Copy out exactly the lines from the line containing "Transcribe the text in this document." to the end of the listing.

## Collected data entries
- - - - - - -
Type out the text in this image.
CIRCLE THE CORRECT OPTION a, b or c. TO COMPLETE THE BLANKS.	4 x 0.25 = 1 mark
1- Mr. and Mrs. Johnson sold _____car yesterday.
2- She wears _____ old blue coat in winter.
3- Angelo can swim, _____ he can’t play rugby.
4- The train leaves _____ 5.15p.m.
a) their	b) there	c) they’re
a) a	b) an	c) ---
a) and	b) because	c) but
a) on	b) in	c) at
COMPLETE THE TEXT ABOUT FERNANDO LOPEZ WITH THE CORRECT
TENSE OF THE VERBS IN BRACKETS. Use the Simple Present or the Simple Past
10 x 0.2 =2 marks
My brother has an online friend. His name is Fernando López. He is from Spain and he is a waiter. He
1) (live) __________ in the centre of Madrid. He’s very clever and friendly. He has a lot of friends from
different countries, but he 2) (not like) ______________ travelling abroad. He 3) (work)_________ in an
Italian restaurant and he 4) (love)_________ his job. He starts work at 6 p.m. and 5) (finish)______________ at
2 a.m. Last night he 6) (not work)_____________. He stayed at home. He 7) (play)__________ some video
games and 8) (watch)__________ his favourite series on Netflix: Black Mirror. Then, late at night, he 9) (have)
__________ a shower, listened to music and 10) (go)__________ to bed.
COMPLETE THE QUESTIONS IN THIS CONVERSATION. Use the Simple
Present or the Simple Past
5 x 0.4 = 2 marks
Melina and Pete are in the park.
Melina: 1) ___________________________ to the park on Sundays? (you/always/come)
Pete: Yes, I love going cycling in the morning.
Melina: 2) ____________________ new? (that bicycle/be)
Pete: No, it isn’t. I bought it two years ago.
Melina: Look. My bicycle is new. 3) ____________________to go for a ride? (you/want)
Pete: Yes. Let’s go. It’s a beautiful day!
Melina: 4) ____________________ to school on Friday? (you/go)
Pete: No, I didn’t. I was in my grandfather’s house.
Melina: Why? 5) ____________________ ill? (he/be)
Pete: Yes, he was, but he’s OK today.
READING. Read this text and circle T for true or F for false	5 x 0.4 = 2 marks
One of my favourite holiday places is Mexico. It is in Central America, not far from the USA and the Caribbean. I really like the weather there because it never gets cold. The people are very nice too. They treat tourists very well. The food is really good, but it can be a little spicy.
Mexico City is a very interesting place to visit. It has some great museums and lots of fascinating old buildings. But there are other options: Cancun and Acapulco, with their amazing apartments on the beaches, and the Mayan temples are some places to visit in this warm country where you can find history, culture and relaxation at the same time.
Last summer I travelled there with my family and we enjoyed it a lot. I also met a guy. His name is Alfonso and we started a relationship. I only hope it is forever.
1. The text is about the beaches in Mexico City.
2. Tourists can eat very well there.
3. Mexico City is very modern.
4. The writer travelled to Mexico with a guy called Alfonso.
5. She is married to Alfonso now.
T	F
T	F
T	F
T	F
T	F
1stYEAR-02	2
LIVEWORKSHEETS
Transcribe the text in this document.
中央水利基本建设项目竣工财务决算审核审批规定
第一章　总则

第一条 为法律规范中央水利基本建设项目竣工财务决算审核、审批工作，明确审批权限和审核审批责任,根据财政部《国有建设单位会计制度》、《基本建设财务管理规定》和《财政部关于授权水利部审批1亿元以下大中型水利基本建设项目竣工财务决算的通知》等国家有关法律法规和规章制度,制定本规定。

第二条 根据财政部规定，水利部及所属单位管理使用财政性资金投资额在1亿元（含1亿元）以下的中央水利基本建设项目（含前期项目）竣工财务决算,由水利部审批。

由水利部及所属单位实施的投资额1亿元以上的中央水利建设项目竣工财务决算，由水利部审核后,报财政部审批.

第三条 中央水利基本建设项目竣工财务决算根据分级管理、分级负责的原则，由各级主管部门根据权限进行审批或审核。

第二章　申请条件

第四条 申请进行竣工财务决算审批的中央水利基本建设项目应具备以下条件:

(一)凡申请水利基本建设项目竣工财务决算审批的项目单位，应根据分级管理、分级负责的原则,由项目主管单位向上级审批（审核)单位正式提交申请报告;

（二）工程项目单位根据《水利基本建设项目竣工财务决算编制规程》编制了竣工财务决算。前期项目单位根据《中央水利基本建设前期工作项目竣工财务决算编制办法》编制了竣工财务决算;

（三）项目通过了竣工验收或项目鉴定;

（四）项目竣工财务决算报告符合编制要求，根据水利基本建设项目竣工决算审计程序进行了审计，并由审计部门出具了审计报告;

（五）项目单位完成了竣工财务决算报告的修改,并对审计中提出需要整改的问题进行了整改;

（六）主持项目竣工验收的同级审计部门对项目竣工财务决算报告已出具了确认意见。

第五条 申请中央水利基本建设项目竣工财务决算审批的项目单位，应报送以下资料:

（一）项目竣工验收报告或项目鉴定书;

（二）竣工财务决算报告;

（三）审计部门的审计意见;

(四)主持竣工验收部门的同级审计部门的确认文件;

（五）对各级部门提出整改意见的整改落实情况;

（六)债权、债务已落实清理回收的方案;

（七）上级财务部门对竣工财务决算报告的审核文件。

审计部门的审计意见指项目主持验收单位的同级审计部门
- - - - - - -
## Final answer
Transcribe the text in this document.
中央水利基本建设项目竣工财务决算审核审批规定
第一章　总则

第一条 为法律规范中央水利基本建设项目竣工财务决算审核、审批工作，明确审批权限和审核审批责任,根据财政部《国有建设单位会计制度》、《基本建设财务管理规定》和《财政部关于授权水利部审批1亿元以下大中型水利基本建设项目竣工财务决算的通知》等国家有关法律法规和规章制度,制定本规定。

第二条 根据财政部规定，水利部及所属单位管理使用财政性资金投资额在1亿元（含1亿元）以下的中央水利基本建设项目（含前期项目）竣工财务决算,由水利部审批。

由水利部及所属单位实施的投资额1亿元以上的中央水利建设项目竣工财务决算，由水利部审核后,报财政部审批.

第三条 中央水利基本建设项目竣工财务决算根据分级管理、分级负责的原则，由各级主管部门根据权限进行审批或审核。

第二章　申请条件

第四条 申请进行竣工财务决算审批的中央水利基本建设项目应具备以下条件:

(一)凡申请水利基本建设项目竣工财务决算审批的项目单位，应根据分级管理、分级负责的原则,由项目主管单位向上级审批（审核)单位正式提交申请报告;

（二）工程项目单位根据《水利基本建设项目竣工财务决算编制规程》编制了竣工财务决算。前期项目单位根据《中央水利基本建设前期工作项目竣工财务决算编制办法》编制了竣工财务决算;

（三）项目通过了竣工验收或项目鉴定;

（四）项目竣工财务决算报告符合编制要求，根据水利基本建设项目竣工决算审计程序进行了审计，并由审计部门出具了审计报告;

（五）项目单位完成了竣工财务决算报告的修改,并对审计中提出需要整改的问题进行了整改;

（六）主持项目竣工验收的同级审计部门对项目竣工财务决算报告已出具了确认意见。

第五条 申请中央水利基本建设项目竣工财务决算审批的项目单位，应报送以下资料:

（一）项目竣工验收报告或项目鉴定书;

（二）竣工财务决算报告;

（三）审计部门的审计意见;

(四)主持竣工验收部门的同级审计部门的确认文件;

（五）对各级部门提出整改意见的整改落实情况;

（六)债权、债务已落实清理回收的方案;

（七）上级财务部门对竣工财务决算报告的审核文件。

审计部门的审计意见指项目主持验收单位的同级审计部门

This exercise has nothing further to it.